Extract to read —
╭──

Posts Tagged ‘markdown’

Coupon Literacy

October 28, 2010

I’m at the register, the bane of my existence, and we have special coupons, which give a pretty good discount on regular priced merchandise (You can read this as full-priced, non-sale items, etc. Yet, knowing society, people will choose the dumb options on how to interpret clear English. Because you know, they ask, “How long will this be on sale for?” And they could mean marked-down product–which never return to full price–or they could mean promotional items, which return to regular price eventually.) I got side-tracked, where was I? Oh yes.

A woman comes up with a bundle of items on promotion–read this as items on sale, because they aren’t regular priced if they’re not full-priced, right? (I mean today, I had to deal with cheap people who wanted me to mark items back to regular price, since they were on sale, in order to get the coupon savings, which amounted to roughly $1 savings. Congratulations for you! Big saver! Bring out a banner! I just love how special promotions bring out the sale-mongers who decide their I.Q. has dropped twenty points in order to shop.) Either way, I ring up the woman’s items, and I tell her, the register will remove the promotional price–thus the item becomes full-priced/regular priced; this is actually automatic–and then she’ll get the discount off the regular price. (This comes out to about $2 savings, lucky lady!) To which, the woman angrily yells at me, “How can you do that? Where does it say that? I want to read it!” (There really should be a test for people to be allowed to shop in person, with so many people lacking social skills. One question should be repeated twice, “Can you clearly read and understand your native language?” “Are you sure you can read English/native language?”) I point at the coupon, of all things, it isn’t even in the fine print, it says on the very top, ” Regular Priced Merchandise.” To which she complains, mumbling to me saying, “You should have made it clearer! I wouldn’t have even come in if that were the case. I wouldn’t have even bought this!” I love when it’s my fault.

╰──

Listed records —
╭──

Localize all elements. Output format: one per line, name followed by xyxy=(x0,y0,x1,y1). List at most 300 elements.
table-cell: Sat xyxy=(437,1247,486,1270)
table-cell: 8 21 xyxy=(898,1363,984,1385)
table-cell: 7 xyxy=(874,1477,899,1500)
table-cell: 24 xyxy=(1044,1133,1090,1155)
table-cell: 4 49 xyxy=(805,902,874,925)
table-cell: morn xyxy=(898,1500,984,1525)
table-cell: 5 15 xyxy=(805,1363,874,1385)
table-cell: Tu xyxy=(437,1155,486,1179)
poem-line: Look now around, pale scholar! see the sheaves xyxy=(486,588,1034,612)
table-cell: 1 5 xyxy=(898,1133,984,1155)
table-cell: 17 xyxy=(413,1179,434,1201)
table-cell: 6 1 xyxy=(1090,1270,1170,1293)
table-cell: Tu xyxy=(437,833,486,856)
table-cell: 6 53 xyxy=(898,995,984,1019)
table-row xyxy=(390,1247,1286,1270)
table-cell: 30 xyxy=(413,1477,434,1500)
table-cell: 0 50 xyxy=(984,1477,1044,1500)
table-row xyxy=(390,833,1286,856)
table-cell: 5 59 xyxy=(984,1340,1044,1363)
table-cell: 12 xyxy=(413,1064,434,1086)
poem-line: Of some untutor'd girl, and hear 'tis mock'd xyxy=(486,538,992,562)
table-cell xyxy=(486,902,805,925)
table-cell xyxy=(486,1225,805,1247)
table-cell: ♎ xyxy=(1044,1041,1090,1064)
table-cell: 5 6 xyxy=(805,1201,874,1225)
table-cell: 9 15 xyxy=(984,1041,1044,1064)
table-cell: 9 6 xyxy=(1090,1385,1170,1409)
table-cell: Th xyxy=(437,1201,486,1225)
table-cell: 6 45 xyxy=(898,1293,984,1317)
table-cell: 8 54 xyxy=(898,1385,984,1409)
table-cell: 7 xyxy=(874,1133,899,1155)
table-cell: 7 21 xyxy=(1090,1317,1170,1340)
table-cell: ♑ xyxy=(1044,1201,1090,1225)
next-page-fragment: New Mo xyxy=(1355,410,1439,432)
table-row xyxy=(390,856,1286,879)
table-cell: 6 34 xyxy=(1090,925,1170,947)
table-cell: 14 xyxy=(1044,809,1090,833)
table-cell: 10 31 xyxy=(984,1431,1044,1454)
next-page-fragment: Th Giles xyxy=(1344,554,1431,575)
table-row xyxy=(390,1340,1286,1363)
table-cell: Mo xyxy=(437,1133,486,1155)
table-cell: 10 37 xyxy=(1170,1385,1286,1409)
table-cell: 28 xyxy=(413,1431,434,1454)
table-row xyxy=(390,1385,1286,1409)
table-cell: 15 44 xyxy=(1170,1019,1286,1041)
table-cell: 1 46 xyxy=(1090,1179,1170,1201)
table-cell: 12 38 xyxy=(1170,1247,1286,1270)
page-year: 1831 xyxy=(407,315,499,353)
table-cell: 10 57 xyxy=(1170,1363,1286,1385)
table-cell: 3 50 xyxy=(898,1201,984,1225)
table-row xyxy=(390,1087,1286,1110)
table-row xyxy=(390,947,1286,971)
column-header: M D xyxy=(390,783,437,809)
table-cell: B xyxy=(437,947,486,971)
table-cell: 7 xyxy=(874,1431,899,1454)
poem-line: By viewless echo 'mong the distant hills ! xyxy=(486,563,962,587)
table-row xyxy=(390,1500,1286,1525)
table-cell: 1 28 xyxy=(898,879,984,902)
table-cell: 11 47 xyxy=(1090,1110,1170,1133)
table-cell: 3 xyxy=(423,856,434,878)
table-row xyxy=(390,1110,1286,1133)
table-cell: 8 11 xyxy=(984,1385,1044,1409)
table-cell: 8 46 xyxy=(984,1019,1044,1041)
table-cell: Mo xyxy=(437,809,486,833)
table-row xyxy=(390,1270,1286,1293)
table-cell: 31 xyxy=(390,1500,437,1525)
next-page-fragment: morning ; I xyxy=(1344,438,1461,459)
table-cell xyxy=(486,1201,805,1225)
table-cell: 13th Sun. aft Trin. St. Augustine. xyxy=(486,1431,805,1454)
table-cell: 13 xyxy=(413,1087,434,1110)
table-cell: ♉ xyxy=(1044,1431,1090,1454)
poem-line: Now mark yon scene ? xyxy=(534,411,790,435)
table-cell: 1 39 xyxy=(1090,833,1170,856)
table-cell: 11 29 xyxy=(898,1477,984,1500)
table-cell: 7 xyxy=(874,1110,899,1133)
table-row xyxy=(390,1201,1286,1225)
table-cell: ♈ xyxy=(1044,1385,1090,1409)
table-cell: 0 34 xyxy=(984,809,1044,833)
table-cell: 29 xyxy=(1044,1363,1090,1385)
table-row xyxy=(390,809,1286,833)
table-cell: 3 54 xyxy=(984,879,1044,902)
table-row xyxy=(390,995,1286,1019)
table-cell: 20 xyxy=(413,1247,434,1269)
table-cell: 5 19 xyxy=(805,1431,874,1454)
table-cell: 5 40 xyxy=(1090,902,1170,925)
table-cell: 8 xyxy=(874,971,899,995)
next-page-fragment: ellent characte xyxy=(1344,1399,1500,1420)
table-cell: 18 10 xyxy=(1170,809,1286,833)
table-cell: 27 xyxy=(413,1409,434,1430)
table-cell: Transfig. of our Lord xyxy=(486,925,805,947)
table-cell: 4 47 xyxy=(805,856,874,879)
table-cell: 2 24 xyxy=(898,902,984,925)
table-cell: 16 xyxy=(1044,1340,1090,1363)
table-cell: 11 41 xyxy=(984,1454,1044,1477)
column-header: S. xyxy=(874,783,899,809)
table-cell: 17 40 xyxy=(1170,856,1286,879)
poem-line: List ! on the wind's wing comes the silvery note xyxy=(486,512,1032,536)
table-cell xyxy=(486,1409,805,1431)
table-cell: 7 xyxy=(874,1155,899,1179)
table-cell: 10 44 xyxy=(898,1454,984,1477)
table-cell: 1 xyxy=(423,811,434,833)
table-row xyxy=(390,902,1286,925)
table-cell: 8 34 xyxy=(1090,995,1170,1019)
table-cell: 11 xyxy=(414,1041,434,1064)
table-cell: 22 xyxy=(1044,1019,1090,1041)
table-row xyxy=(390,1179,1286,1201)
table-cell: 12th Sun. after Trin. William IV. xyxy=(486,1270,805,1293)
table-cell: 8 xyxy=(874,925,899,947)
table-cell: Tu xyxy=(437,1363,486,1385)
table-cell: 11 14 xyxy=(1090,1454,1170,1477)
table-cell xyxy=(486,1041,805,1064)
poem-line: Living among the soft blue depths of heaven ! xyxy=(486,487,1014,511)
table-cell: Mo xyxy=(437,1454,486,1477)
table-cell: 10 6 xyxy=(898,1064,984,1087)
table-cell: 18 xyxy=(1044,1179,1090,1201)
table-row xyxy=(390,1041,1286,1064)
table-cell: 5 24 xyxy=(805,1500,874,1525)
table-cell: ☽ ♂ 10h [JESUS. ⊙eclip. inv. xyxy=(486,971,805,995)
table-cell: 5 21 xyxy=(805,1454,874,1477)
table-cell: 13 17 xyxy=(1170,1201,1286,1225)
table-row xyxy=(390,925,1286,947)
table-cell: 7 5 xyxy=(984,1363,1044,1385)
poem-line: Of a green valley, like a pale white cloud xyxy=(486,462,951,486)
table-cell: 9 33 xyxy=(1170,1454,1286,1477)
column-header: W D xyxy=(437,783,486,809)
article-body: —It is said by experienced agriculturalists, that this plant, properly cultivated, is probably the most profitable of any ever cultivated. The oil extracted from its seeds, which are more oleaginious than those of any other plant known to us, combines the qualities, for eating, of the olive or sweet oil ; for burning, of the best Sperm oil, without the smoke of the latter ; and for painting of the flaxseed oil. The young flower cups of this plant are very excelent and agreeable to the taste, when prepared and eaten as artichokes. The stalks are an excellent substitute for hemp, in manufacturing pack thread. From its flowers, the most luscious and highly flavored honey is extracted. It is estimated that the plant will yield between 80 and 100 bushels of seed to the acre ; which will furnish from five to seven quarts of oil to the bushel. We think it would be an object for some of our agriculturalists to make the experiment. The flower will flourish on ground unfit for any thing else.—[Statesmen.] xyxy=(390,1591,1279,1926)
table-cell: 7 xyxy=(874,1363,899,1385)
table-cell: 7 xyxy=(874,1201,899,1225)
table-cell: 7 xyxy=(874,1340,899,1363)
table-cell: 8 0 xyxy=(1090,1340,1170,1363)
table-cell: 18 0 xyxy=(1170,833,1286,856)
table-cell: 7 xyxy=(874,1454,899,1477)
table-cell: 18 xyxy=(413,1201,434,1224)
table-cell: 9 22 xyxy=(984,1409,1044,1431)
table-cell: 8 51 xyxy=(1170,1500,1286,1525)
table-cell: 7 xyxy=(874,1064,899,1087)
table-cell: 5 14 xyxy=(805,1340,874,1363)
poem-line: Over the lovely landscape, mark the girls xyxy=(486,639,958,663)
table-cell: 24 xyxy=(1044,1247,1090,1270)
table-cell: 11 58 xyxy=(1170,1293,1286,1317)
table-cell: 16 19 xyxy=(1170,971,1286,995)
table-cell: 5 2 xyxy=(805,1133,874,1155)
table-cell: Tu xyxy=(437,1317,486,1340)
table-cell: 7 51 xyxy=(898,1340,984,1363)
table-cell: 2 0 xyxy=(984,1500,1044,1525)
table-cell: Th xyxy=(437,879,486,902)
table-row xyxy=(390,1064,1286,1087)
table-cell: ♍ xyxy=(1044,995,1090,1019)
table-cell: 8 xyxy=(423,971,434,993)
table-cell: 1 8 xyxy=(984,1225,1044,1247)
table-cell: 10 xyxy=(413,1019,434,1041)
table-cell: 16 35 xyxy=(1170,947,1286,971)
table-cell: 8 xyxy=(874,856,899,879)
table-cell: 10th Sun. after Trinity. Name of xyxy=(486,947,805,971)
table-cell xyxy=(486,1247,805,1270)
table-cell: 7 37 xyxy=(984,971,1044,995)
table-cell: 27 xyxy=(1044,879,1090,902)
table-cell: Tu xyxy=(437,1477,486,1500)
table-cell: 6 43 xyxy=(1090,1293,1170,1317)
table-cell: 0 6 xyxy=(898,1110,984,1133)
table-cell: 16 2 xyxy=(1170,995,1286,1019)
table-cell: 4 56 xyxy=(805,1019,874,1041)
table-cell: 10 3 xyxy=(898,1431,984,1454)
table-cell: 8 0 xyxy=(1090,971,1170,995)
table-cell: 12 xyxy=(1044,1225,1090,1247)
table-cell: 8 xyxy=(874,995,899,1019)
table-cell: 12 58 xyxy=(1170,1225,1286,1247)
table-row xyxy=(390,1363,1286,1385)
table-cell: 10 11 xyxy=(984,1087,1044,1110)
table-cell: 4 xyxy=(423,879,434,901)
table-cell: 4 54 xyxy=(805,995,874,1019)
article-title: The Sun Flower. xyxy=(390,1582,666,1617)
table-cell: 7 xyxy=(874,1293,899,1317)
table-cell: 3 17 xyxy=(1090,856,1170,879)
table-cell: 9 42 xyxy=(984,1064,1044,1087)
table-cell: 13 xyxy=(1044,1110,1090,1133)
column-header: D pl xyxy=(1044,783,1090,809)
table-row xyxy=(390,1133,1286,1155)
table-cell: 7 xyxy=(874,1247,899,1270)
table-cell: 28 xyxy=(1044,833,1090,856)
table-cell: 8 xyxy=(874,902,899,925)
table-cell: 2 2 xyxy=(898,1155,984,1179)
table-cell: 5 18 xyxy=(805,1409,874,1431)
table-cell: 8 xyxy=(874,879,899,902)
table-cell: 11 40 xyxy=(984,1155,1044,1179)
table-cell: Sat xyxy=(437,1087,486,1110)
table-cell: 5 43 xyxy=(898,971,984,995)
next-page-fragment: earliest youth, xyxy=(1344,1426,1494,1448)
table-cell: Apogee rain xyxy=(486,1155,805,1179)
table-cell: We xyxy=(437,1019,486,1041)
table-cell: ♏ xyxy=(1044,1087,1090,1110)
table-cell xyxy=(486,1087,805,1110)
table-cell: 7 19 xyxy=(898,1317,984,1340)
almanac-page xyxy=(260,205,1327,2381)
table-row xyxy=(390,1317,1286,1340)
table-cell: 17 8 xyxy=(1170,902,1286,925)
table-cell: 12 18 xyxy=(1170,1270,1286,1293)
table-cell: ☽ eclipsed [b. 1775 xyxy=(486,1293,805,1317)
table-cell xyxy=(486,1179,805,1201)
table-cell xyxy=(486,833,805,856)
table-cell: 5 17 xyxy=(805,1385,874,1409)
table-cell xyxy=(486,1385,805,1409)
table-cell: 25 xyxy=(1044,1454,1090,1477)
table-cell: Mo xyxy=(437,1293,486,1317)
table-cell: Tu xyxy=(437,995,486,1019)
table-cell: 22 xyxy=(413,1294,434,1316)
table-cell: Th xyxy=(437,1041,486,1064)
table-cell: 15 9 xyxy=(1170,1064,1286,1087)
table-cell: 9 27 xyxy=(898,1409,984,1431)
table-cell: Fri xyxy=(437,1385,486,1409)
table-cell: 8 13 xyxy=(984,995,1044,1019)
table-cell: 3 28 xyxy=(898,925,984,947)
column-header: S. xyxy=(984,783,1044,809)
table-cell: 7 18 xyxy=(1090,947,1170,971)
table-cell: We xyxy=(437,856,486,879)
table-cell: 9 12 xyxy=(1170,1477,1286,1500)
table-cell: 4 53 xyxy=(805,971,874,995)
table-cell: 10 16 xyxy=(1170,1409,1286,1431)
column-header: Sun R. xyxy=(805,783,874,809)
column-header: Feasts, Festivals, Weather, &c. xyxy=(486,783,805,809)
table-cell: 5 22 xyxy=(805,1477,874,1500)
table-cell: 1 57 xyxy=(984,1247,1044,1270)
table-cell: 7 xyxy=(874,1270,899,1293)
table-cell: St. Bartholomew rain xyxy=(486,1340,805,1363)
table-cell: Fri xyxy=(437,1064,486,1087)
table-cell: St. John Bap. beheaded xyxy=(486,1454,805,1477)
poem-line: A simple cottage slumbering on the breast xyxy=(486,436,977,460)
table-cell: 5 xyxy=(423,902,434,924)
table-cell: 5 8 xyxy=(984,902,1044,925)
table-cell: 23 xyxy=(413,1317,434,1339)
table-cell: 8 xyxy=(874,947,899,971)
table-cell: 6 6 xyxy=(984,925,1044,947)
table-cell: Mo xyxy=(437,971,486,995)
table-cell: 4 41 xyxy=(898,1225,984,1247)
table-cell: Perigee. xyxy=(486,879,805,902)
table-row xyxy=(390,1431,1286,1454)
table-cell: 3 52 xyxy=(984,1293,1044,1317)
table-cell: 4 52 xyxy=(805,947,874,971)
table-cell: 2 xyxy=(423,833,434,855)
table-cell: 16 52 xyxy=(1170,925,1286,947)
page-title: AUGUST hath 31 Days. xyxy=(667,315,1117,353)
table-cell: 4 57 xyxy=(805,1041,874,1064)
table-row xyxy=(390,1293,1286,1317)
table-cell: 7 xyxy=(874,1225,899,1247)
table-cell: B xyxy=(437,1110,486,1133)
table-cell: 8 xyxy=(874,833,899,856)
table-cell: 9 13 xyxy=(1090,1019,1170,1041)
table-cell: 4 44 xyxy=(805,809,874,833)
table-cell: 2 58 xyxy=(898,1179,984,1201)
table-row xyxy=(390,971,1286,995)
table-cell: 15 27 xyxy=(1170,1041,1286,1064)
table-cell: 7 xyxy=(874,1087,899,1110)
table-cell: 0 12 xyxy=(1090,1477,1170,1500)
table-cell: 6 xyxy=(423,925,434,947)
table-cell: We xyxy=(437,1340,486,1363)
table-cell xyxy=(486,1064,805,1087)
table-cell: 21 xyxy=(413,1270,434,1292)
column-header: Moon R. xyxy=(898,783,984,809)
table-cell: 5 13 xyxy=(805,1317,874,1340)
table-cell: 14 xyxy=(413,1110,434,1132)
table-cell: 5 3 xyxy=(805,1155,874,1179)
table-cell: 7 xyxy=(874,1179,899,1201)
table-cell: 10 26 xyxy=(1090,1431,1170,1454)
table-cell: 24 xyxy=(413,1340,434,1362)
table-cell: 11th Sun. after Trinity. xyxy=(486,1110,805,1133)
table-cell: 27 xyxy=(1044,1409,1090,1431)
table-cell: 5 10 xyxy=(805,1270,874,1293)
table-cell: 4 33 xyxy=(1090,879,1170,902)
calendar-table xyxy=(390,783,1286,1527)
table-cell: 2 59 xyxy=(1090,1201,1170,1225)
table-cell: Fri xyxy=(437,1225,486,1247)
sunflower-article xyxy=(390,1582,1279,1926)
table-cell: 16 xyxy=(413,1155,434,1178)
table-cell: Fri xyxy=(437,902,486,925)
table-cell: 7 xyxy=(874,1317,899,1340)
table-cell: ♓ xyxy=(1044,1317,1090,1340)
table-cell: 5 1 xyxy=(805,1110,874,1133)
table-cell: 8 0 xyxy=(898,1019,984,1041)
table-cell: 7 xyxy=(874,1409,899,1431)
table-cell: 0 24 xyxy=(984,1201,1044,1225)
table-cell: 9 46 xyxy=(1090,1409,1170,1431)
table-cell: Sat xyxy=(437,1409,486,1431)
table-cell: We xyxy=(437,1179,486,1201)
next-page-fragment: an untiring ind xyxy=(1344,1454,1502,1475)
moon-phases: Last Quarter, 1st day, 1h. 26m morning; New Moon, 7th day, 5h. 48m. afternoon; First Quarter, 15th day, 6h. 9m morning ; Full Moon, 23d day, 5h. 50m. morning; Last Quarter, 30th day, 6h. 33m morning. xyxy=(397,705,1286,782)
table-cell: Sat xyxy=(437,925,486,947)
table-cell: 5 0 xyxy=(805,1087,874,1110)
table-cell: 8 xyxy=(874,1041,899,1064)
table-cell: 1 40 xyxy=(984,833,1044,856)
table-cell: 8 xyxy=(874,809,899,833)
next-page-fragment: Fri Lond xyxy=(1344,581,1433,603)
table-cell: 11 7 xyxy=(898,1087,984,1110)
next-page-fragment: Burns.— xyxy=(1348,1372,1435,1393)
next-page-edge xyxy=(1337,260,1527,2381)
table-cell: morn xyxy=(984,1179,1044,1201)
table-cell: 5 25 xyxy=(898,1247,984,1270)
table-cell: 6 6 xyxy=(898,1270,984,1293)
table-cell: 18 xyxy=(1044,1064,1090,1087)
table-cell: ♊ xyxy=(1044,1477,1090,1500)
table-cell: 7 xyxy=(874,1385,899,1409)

╰──

Task goal — Write out the coupon post word for word from "October 28, 2010" to "was I? Oh yes.". The records have no connection to the coupon post.

Exercise solution —
October 28, 2010

I’m at the register, the bane of my existence, and we have special coupons, which give a pretty good discount on regular priced merchandise (You can read this as full-priced, non-sale items, etc. Yet, knowing society, people will choose the dumb options on how to interpret clear English. Because you know, they ask, “How long will this be on sale for?” And they could mean marked-down product–which never return to full price–or they could mean promotional items, which return to regular price eventually.) I got side-tracked, where was I? Oh yes.